- **Dataset records**:
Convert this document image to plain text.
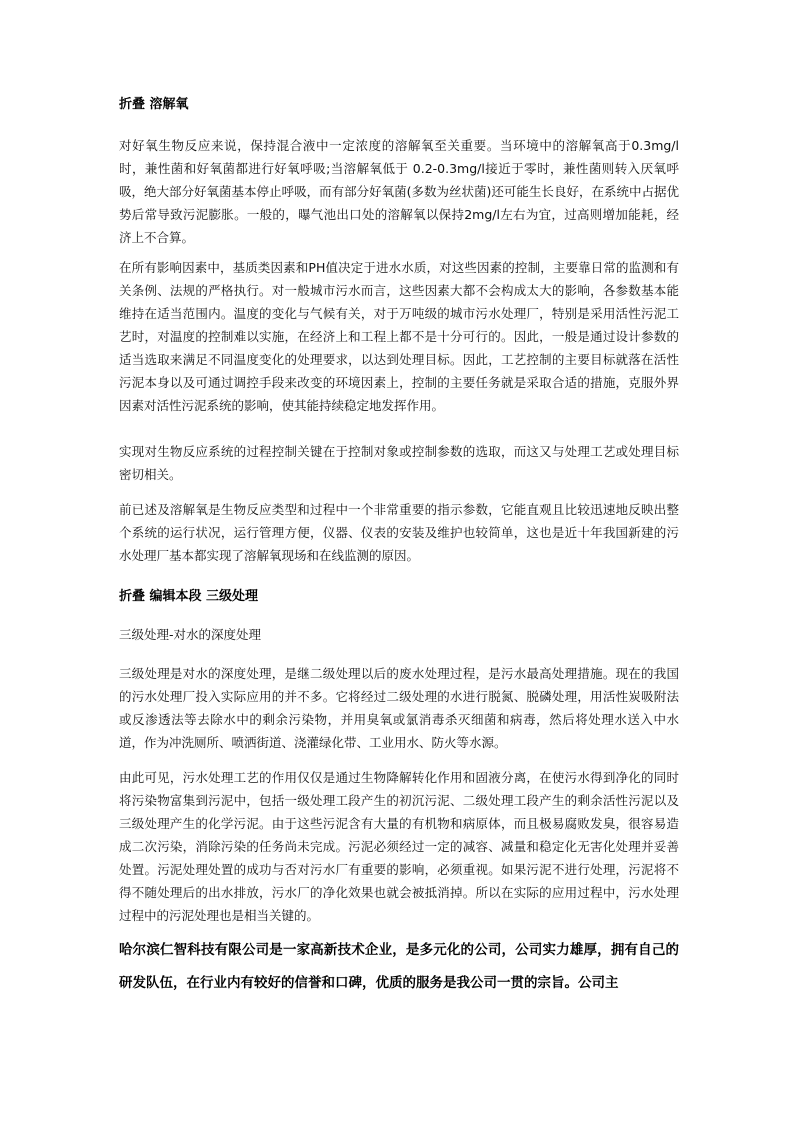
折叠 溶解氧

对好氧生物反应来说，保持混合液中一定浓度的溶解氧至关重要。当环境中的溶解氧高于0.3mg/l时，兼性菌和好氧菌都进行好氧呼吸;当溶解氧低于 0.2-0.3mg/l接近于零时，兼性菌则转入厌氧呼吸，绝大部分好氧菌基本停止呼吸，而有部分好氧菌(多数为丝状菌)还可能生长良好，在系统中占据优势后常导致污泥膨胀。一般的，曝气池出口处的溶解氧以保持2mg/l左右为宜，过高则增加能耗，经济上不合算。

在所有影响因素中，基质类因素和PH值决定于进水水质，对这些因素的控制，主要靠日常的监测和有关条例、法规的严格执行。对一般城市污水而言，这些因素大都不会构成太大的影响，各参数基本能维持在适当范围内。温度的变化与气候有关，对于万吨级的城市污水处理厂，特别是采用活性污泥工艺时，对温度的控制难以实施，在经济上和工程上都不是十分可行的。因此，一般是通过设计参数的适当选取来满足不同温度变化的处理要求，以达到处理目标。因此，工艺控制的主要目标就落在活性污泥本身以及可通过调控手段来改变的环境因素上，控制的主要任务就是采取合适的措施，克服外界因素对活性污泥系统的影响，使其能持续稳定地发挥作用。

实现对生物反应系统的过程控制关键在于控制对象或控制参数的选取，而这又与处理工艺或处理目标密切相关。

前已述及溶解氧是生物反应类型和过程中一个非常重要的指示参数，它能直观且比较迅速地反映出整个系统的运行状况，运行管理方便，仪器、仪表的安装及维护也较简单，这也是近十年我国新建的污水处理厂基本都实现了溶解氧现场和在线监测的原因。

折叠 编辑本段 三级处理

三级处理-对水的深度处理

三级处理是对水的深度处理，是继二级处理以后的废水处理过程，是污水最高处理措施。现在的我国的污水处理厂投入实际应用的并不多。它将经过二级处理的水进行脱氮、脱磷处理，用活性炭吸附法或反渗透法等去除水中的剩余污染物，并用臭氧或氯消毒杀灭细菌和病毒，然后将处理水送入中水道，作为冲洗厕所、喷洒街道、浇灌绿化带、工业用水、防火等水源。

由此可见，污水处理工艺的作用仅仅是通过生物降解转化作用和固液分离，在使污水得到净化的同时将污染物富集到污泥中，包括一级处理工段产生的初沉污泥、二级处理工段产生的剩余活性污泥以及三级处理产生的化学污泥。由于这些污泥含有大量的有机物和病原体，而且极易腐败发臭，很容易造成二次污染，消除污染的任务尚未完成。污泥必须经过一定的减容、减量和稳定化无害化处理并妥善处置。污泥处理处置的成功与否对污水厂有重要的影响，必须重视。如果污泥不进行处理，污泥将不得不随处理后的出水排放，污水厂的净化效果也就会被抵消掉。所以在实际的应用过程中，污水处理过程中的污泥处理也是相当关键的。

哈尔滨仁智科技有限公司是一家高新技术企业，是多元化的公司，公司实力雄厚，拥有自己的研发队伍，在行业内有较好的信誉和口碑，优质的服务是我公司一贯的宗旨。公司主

==

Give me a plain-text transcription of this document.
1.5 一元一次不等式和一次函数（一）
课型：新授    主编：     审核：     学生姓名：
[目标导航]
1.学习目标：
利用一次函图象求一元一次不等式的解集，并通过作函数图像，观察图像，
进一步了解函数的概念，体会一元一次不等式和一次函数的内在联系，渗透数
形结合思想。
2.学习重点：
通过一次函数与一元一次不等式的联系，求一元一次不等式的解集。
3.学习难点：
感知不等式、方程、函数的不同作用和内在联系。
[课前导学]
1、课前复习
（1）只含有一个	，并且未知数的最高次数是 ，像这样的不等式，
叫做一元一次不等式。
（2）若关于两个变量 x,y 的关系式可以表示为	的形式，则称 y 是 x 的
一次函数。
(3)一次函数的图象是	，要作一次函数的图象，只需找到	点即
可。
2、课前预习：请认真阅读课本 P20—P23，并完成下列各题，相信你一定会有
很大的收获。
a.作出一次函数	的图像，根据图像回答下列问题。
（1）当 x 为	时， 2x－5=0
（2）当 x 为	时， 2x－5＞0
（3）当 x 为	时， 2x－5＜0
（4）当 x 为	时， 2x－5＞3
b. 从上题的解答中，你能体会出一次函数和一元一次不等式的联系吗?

--

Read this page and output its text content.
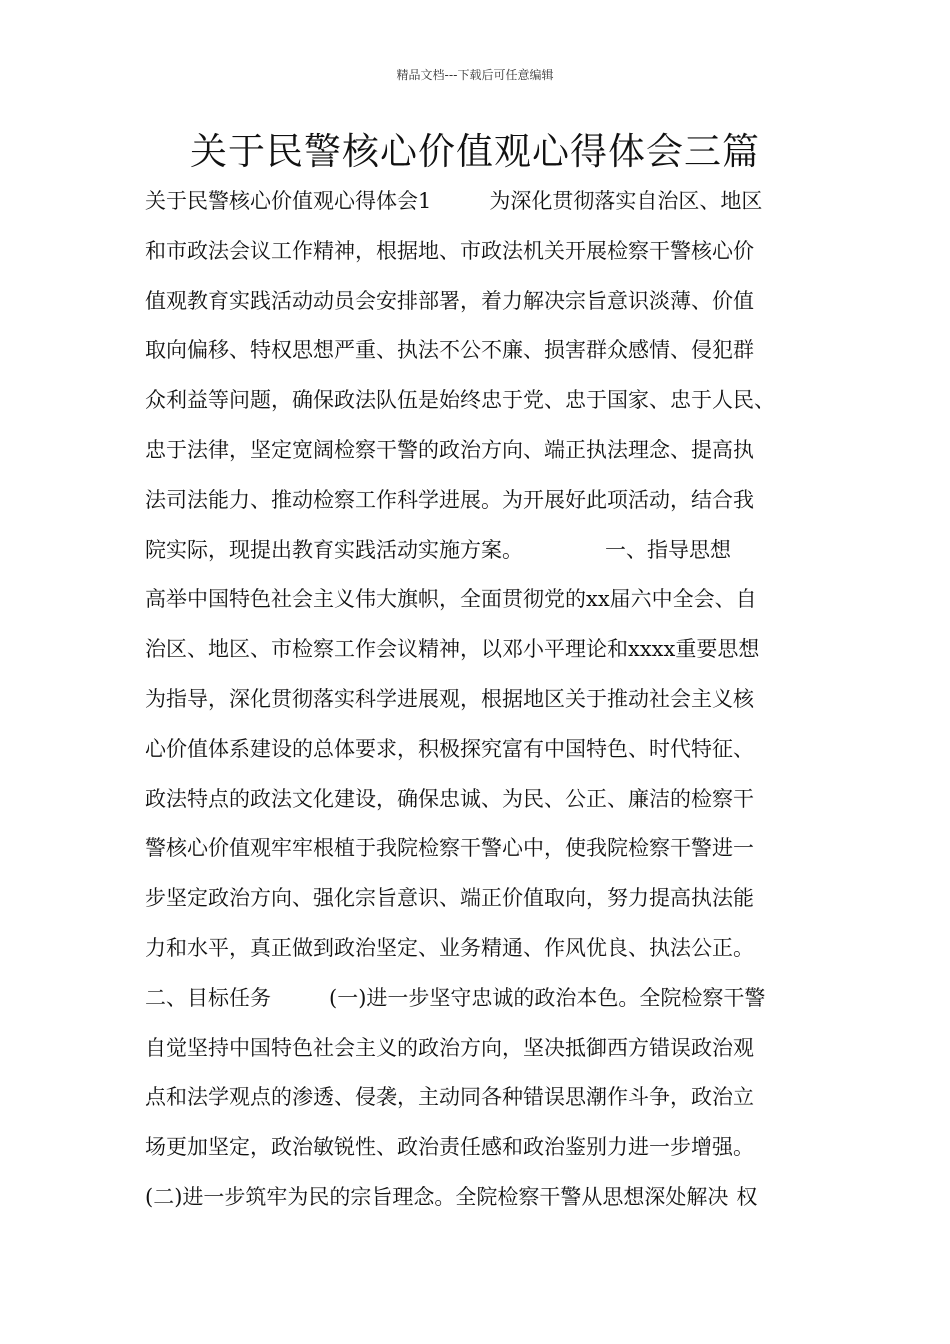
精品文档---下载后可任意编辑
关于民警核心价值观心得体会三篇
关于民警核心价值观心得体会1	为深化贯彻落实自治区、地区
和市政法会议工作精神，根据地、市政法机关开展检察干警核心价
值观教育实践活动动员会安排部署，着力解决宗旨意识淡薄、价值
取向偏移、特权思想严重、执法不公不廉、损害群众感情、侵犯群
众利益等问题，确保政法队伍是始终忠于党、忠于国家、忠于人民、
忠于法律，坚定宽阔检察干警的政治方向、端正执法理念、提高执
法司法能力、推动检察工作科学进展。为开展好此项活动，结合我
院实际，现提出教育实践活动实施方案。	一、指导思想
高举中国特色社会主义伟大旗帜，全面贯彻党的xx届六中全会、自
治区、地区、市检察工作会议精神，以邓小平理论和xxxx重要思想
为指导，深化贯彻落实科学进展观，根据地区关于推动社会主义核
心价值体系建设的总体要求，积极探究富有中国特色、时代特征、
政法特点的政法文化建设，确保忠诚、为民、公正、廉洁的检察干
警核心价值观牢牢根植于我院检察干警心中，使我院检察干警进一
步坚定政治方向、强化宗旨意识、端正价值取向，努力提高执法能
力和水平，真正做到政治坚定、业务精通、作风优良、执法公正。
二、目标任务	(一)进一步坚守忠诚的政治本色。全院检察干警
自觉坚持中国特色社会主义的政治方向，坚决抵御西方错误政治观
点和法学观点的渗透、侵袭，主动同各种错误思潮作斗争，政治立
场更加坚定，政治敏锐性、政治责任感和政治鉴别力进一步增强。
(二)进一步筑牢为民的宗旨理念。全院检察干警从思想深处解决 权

- **The exercise**: Among the entries above, how many lines hold the string "plain"? Give the number by itself.

- **Written answer**: 2